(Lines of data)
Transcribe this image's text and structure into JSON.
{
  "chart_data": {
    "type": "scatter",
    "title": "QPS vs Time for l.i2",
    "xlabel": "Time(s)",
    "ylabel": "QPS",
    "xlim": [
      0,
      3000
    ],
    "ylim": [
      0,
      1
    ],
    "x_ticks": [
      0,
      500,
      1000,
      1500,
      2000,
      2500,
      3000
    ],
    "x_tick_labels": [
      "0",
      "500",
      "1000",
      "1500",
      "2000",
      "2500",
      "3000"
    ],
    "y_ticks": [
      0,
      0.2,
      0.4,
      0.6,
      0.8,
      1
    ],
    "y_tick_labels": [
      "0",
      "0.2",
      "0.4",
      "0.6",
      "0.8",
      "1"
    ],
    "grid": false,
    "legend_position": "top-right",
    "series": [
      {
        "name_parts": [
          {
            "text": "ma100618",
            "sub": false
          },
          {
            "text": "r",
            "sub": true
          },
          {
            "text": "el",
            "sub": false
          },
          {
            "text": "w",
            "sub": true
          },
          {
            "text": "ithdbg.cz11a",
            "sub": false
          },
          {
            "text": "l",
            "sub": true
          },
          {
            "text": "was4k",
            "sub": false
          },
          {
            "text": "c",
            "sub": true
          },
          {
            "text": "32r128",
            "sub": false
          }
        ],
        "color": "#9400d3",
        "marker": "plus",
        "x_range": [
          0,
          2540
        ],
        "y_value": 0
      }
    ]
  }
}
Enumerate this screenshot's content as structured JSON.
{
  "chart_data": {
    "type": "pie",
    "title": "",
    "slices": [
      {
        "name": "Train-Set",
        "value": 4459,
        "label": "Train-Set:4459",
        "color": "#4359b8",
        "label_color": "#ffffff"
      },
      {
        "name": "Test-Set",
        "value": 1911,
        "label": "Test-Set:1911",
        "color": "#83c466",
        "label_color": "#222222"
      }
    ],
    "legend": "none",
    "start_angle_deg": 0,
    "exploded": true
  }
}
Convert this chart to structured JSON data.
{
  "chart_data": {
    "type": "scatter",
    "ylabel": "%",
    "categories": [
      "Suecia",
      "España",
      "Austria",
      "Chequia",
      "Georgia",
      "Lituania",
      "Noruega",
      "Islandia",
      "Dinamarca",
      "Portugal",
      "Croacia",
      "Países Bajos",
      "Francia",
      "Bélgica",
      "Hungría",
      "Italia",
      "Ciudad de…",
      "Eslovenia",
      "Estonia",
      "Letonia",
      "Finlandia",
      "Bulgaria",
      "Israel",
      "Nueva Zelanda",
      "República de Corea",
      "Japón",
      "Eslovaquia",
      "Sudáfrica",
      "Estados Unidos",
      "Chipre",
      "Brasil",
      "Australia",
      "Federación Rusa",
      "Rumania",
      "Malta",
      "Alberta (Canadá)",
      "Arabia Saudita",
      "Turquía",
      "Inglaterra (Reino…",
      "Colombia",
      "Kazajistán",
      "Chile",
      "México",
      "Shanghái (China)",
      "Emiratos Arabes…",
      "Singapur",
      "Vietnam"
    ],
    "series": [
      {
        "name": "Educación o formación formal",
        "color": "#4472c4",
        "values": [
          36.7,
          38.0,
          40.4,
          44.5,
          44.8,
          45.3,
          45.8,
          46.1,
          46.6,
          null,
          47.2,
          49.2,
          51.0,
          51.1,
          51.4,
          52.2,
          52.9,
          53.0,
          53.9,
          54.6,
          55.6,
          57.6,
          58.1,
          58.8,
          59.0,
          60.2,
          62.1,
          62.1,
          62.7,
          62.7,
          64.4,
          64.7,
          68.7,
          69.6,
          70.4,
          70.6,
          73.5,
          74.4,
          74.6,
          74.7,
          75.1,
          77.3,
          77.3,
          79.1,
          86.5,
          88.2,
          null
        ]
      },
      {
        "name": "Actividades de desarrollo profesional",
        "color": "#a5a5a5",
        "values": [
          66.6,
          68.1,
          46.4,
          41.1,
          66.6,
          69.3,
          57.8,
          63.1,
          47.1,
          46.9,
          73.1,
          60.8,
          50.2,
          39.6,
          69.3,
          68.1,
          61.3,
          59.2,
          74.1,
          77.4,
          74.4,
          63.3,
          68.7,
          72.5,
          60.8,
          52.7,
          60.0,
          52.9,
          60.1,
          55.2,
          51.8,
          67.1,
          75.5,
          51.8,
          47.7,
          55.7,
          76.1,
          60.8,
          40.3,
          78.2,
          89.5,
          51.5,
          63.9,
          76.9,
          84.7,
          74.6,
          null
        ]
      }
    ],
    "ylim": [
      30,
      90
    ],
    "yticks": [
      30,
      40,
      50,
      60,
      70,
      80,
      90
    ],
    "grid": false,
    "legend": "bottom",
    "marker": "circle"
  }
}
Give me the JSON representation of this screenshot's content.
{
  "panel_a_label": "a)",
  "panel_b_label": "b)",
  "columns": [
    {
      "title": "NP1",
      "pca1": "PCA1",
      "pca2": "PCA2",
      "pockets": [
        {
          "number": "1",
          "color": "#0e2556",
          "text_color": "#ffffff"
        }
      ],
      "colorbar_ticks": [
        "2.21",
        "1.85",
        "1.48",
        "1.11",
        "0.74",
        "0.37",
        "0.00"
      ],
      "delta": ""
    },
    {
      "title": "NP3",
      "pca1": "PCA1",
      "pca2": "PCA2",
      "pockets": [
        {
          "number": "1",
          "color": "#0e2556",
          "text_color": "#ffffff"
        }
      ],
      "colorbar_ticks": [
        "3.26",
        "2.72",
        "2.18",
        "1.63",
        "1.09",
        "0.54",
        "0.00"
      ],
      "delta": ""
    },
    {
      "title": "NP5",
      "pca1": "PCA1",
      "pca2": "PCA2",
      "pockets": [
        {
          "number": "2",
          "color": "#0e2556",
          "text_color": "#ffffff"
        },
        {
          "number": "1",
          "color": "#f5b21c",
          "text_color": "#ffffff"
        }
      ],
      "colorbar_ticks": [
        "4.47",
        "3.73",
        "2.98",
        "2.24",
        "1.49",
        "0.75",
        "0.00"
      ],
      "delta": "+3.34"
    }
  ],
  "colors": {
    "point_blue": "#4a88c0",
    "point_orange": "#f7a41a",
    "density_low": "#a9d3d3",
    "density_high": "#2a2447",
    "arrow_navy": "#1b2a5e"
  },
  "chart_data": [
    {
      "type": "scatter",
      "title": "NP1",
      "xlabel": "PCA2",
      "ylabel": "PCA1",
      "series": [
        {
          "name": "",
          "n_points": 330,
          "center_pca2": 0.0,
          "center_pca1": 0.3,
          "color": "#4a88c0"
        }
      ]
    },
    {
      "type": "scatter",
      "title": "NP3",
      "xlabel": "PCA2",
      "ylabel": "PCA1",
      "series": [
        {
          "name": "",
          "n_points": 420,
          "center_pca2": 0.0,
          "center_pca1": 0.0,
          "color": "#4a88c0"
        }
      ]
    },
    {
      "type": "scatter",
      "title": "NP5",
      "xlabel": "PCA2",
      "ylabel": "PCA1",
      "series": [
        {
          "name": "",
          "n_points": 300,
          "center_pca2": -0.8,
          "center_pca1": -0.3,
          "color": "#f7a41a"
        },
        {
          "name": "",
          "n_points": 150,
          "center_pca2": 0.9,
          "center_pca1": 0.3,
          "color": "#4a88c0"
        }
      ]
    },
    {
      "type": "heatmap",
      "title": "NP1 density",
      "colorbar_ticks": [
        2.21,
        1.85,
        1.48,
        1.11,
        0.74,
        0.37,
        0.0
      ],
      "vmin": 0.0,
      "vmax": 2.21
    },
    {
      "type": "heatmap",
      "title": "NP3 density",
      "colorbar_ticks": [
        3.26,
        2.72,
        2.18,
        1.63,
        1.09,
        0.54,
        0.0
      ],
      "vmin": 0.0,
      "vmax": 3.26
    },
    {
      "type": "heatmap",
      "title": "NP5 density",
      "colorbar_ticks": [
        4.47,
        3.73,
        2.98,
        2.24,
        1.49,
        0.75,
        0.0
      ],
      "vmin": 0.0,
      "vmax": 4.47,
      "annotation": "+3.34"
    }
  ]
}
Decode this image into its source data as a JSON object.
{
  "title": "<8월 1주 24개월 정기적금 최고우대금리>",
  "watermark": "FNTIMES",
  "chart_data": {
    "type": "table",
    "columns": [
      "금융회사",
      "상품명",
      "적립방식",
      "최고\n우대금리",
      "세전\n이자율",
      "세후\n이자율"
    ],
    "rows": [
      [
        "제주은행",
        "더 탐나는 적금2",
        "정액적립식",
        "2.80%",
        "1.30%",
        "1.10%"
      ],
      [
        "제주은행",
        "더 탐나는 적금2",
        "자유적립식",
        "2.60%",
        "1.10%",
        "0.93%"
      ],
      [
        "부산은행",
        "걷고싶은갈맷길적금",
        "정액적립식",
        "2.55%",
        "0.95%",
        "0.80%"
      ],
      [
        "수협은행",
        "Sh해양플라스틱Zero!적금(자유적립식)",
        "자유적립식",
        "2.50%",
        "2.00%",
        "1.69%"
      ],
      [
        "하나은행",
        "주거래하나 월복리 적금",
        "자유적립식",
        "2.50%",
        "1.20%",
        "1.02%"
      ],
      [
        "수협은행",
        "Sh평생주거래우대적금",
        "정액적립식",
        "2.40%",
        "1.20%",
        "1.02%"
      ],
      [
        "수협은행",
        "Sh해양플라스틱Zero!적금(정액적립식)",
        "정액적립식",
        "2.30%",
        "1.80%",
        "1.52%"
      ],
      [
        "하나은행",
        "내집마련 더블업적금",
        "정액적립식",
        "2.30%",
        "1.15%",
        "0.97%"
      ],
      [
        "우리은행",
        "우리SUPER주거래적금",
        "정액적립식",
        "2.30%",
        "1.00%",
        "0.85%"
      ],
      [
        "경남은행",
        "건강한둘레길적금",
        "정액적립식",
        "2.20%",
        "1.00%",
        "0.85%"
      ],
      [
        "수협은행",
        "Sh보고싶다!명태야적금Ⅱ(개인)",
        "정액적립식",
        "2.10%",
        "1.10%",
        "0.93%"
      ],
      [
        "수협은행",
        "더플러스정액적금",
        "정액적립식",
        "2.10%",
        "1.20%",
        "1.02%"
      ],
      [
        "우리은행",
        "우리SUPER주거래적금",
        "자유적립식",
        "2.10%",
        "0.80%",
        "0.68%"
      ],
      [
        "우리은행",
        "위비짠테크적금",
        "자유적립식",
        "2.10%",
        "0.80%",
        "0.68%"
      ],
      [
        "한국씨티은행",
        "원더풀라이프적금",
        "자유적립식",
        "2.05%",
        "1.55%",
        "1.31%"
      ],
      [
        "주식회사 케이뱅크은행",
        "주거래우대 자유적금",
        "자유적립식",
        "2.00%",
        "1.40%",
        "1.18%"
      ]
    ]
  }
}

To do. Count each line above in which the string "content" appears, then state only the total.

Solution below. 2